## Stated exercise
Exactly repeat the material, dropping every picture from the copy.

━━━━━━━━━━━━━━━━━━━━

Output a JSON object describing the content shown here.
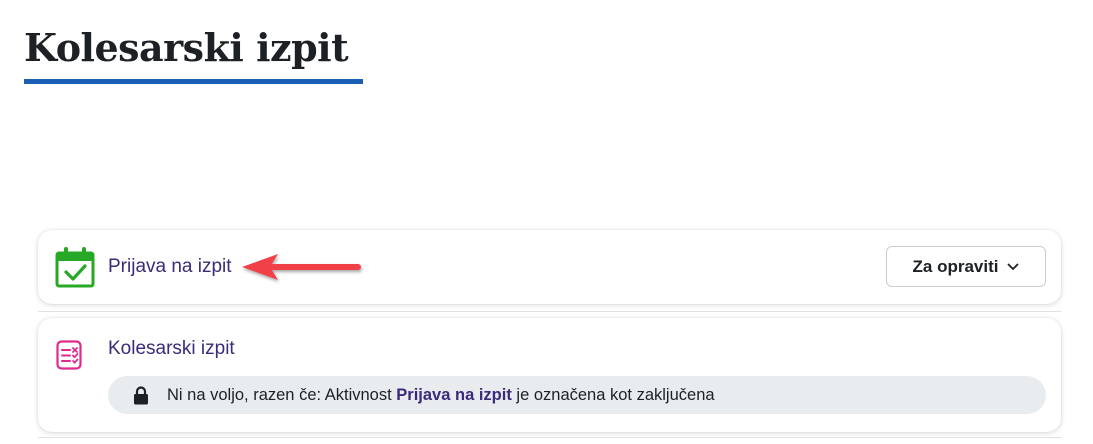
{
  "page": {
    "title": "Kolesarski izpit"
  },
  "activities": [
    {
      "name": "Prijava na izpit",
      "icon": "calendar-check-icon",
      "dropdown_label": "Za opraviti"
    },
    {
      "name": "Kolesarski izpit",
      "icon": "quiz-icon",
      "restriction": {
        "prefix": "Ni na voljo, razen če: Aktivnost ",
        "link": "Prijava na izpit",
        "suffix": " je označena kot zaključena"
      }
    }
  ],
  "colors": {
    "accent_underline": "#1a5fb4",
    "link": "#3c2a7a",
    "calendar_icon": "#27a827",
    "quiz_icon": "#e02a8e",
    "annotation_arrow": "#f2414a"
  }
}
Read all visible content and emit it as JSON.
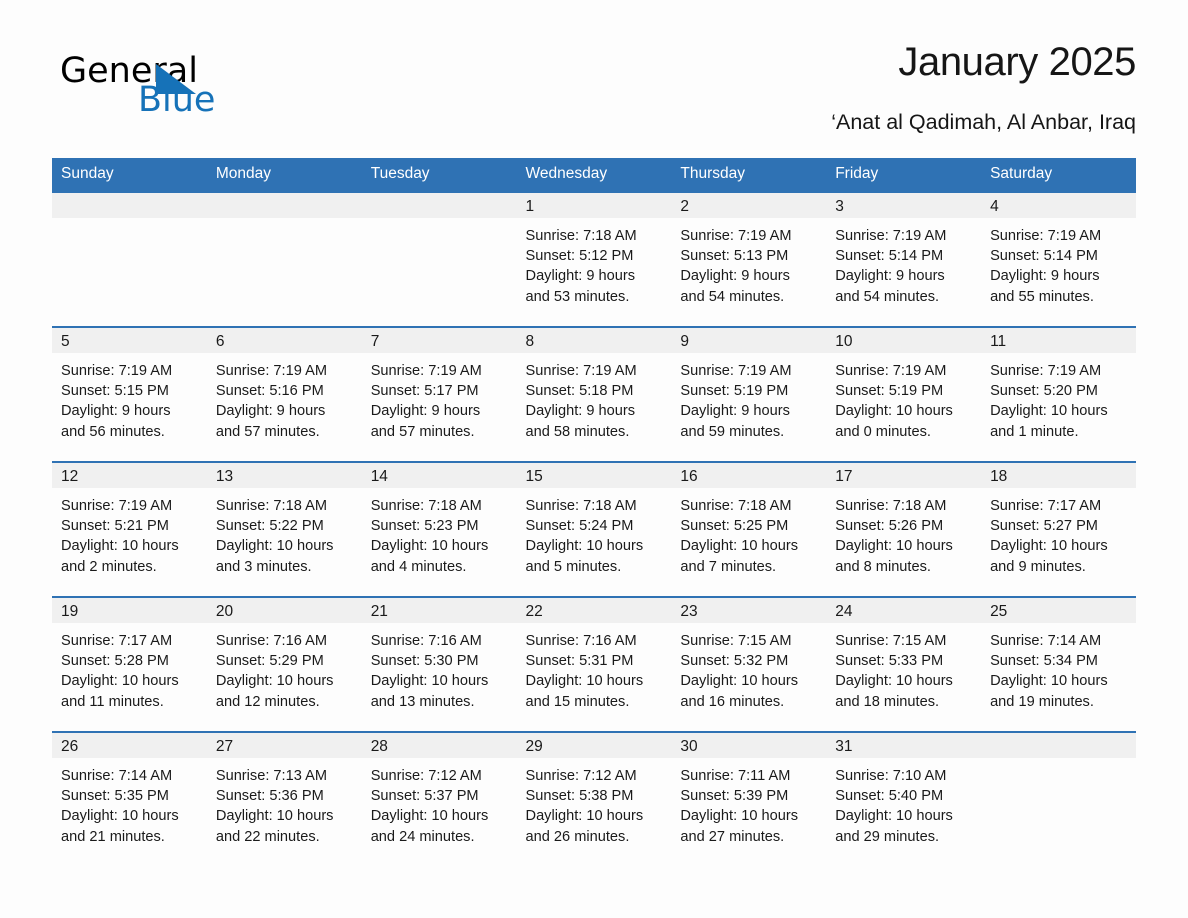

━━━━━━━━━━━━━━━━━━━━

## Final result
Output a JSON object describing the content shown here.
{
  "page": {
    "title": "Kolesarski izpit"
  },
  "activities": [
    {
      "name": "Prijava na izpit",
      "icon": "calendar-check-icon",
      "dropdown_label": "Za opraviti"
    },
    {
      "name": "Kolesarski izpit",
      "icon": "quiz-icon",
      "restriction": {
        "prefix": "Ni na voljo, razen če: Aktivnost ",
        "link": "Prijava na izpit",
        "suffix": " je označena kot zaključena"
      }
    }
  ],
  "colors": {
    "accent_underline": "#1a5fb4",
    "link": "#3c2a7a",
    "calendar_icon": "#27a827",
    "quiz_icon": "#e02a8e",
    "annotation_arrow": "#f2414a"
  }
}
Read all visible content and emit it as JSON.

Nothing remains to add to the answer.